(Dataset entries on figures)

▬▬▬▬▬▬▬▬▬▬

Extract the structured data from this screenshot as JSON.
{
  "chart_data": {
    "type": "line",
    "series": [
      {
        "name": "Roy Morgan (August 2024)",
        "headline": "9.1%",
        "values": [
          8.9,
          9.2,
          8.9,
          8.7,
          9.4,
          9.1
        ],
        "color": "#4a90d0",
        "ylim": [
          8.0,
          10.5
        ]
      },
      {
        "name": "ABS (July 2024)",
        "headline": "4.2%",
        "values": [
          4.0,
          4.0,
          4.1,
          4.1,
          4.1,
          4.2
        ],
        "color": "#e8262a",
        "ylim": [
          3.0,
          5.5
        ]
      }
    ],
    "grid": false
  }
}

▬▬▬▬▬▬▬▬▬▬

What you are asked to do:
Copy the data above exactly. Every line must be included.

Result of the exercise:
Extract the structured data from this screenshot as JSON.
{
  "chart_data": {
    "type": "line",
    "series": [
      {
        "name": "Roy Morgan (August 2024)",
        "headline": "9.1%",
        "values": [
          8.9,
          9.2,
          8.9,
          8.7,
          9.4,
          9.1
        ],
        "color": "#4a90d0",
        "ylim": [
          8.0,
          10.5
        ]
      },
      {
        "name": "ABS (July 2024)",
        "headline": "4.2%",
        "values": [
          4.0,
          4.0,
          4.1,
          4.1,
          4.1,
          4.2
        ],
        "color": "#e8262a",
        "ylim": [
          3.0,
          5.5
        ]
      }
    ],
    "grid": false
  }
}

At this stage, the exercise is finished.